Recast each of the entries below as a numbered list of its lines, omitting blank lines.

····················

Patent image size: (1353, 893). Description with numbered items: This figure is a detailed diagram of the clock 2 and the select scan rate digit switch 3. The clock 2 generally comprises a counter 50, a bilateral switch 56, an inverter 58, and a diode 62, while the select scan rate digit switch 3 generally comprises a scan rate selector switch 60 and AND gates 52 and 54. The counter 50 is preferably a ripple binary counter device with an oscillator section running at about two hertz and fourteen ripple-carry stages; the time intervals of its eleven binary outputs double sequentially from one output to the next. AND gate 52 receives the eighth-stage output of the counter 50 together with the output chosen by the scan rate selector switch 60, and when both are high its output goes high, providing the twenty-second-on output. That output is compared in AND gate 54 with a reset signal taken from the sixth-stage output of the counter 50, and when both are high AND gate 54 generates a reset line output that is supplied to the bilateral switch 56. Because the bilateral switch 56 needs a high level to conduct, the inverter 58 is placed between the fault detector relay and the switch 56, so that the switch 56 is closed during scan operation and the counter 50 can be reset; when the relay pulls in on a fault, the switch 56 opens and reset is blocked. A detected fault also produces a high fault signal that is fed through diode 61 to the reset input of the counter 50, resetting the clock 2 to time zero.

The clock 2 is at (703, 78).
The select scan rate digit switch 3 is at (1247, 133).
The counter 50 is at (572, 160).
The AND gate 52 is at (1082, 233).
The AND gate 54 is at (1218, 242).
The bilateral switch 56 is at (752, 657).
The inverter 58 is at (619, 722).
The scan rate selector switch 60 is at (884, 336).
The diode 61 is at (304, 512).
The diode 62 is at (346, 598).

····················

=== Reply to the task ===
1. Patent image size: (1353, 893). Description with numbered items: This figure is a detailed diagram of the clock 2 and the select scan rate digit switch 3. The clock 2 generally comprises a counter 50, a bilateral switch 56, an inverter 58, and a diode 62, while the select scan rate digit switch 3 generally comprises a scan rate selector switch 60 and AND gates 52 and 54. The counter 50 is preferably a ripple binary counter device with an oscillator section running at about two hertz and fourteen ripple-carry stages; the time intervals of its eleven binary outputs double sequentially from one output to the next. AND gate 52 receives the eighth-stage output of the counter 50 together with the output chosen by the scan rate selector switch 60, and when both are high its output goes high, providing the twenty-second-on output. That output is compared in AND gate 54 with a reset signal taken from the sixth-stage output of the counter 50, and when both are high AND gate 54 generates a reset line output that is supplied to the bilateral switch 56. Because the bilateral switch 56 needs a high level to conduct, the inverter 58 is placed between the fault detector relay and the switch 56, so that the switch 56 is closed during scan operation and the counter 50 can be reset; when the relay pulls in on a fault, the switch 56 opens and reset is blocked. A detected fault also produces a high fault signal that is fed through diode 61 to the reset input of the counter 50, resetting the clock 2 to time zero.
2. The clock 2 is at (703, 78).
3. The select scan rate digit switch 3 is at (1247, 133).
4. The counter 50 is at (572, 160).
5. The AND gate 52 is at (1082, 233).
6. The AND gate 54 is at (1218, 242).
7. The bilateral switch 56 is at (752, 657).
8. The inverter 58 is at (619, 722).
9. The scan rate selector switch 60 is at (884, 336).
10. The diode 61 is at (304, 512).
11. The diode 62 is at (346, 598).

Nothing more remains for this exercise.